§ EXERCISE PROMPT
Restate the listing below word for word, omitting any images.

§ Saved data entries
----------------------------------------
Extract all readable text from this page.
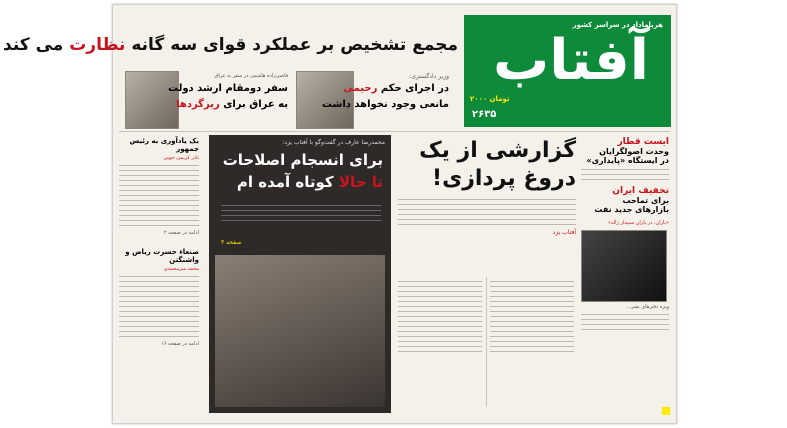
هرباماداد در سراسر کشور
آفتاب
۲۰۰۰ تومان
۲۶۳۵
مجمع تشخیص بر عملکرد قوای سه گانه نظارت می کند
وزیر دادگستری:
در اجرای حکم رحیمی
مانعی وجود نخواهد داشت
قاضی‌زاده هاشمی در سفر به عراق
سفر دومقام ارشد دولت
به عراق برای ریزگردها
یک یادآوری به رئیس جمهور
نادر کریمی جونی
ادامه در صفحه ۲
صنعاء حسرت ریاض و واشنگتن
محمد میرمحمدی
ادامه در صفحه ۱۶
محمدرضا عارف در گفت‌وگو با آفتاب یزد:
برای انسجام اصلاحات
تا حالا کوتاه آمده ام
صفحه ۳
گزارشی از یک
دروغ پردازی!
آفتاب یزد
ایست قطار
وحدت اصولگرایان
در ایستگاه «پایداری»
تخفیف ایران
برای تماحب
بازارهای جدید نفت
«باران، در باران سپیدار ژاله»
ویژه دفترهای نشر...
----------------------------------------
§ ANSWER FOR THIS EXERCISE
Extract all readable text from this page.
هرباماداد در سراسر کشور
آفتاب
۲۰۰۰ تومان
۲۶۳۵
مجمع تشخیص بر عملکرد قوای سه گانه نظارت می کند
وزیر دادگستری:
در اجرای حکم رحیمی
مانعی وجود نخواهد داشت
قاضی‌زاده هاشمی در سفر به عراق
سفر دومقام ارشد دولت
به عراق برای ریزگردها
یک یادآوری به رئیس جمهور
نادر کریمی جونی
ادامه در صفحه ۲
صنعاء حسرت ریاض و واشنگتن
محمد میرمحمدی
ادامه در صفحه ۱۶
محمدرضا عارف در گفت‌وگو با آفتاب یزد:
برای انسجام اصلاحات
تا حالا کوتاه آمده ام
صفحه ۳
گزارشی از یک
دروغ پردازی!
آفتاب یزد
ایست قطار
وحدت اصولگرایان
در ایستگاه «پایداری»
تخفیف ایران
برای تماحب
بازارهای جدید نفت
«باران، در باران سپیدار ژاله»
ویژه دفترهای نشر...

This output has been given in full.